### Task objective:
The response should be a precise copy of every entry.

━━ Material for the task

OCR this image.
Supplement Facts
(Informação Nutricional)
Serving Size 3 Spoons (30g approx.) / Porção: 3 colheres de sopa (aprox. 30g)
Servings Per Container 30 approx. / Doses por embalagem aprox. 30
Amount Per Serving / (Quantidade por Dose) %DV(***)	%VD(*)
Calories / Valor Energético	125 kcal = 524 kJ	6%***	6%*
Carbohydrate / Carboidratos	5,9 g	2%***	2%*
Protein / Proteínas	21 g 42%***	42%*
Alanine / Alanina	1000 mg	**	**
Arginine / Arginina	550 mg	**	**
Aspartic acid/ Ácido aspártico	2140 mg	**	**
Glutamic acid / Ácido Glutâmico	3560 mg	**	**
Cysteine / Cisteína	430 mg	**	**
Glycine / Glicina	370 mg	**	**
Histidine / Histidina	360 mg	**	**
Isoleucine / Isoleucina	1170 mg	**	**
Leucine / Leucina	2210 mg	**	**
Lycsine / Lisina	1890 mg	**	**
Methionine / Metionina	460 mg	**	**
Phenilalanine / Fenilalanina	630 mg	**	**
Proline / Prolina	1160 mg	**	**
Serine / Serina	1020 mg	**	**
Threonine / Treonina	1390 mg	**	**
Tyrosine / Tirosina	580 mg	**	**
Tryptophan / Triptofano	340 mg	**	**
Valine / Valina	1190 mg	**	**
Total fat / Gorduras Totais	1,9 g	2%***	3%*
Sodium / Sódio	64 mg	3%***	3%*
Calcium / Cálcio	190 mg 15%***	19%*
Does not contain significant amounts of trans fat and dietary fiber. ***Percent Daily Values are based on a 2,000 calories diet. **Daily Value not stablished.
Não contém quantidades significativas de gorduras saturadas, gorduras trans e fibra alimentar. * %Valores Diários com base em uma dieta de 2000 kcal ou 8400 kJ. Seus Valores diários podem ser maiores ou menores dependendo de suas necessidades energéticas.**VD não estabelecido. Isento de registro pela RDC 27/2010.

━━━━

### Result:
OCR this image.
Supplement Facts
(Informação Nutricional)
Serving Size 3 Spoons (30g approx.) / Porção: 3 colheres de sopa (aprox. 30g)
Servings Per Container 30 approx. / Doses por embalagem aprox. 30
Amount Per Serving / (Quantidade por Dose) %DV(***)	%VD(*)
Calories / Valor Energético	125 kcal = 524 kJ	6%***	6%*
Carbohydrate / Carboidratos	5,9 g	2%***	2%*
Protein / Proteínas	21 g 42%***	42%*
Alanine / Alanina	1000 mg	**	**
Arginine / Arginina	550 mg	**	**
Aspartic acid/ Ácido aspártico	2140 mg	**	**
Glutamic acid / Ácido Glutâmico	3560 mg	**	**
Cysteine / Cisteína	430 mg	**	**
Glycine / Glicina	370 mg	**	**
Histidine / Histidina	360 mg	**	**
Isoleucine / Isoleucina	1170 mg	**	**
Leucine / Leucina	2210 mg	**	**
Lycsine / Lisina	1890 mg	**	**
Methionine / Metionina	460 mg	**	**
Phenilalanine / Fenilalanina	630 mg	**	**
Proline / Prolina	1160 mg	**	**
Serine / Serina	1020 mg	**	**
Threonine / Treonina	1390 mg	**	**
Tyrosine / Tirosina	580 mg	**	**
Tryptophan / Triptofano	340 mg	**	**
Valine / Valina	1190 mg	**	**
Total fat / Gorduras Totais	1,9 g	2%***	3%*
Sodium / Sódio	64 mg	3%***	3%*
Calcium / Cálcio	190 mg 15%***	19%*
Does not contain significant amounts of trans fat and dietary fiber. ***Percent Daily Values are based on a 2,000 calories diet. **Daily Value not stablished.
Não contém quantidades significativas de gorduras saturadas, gorduras trans e fibra alimentar. * %Valores Diários com base em uma dieta de 2000 kcal ou 8400 kJ. Seus Valores diários podem ser maiores ou menores dependendo de suas necessidades energéticas.**VD não estabelecido. Isento de registro pela RDC 27/2010.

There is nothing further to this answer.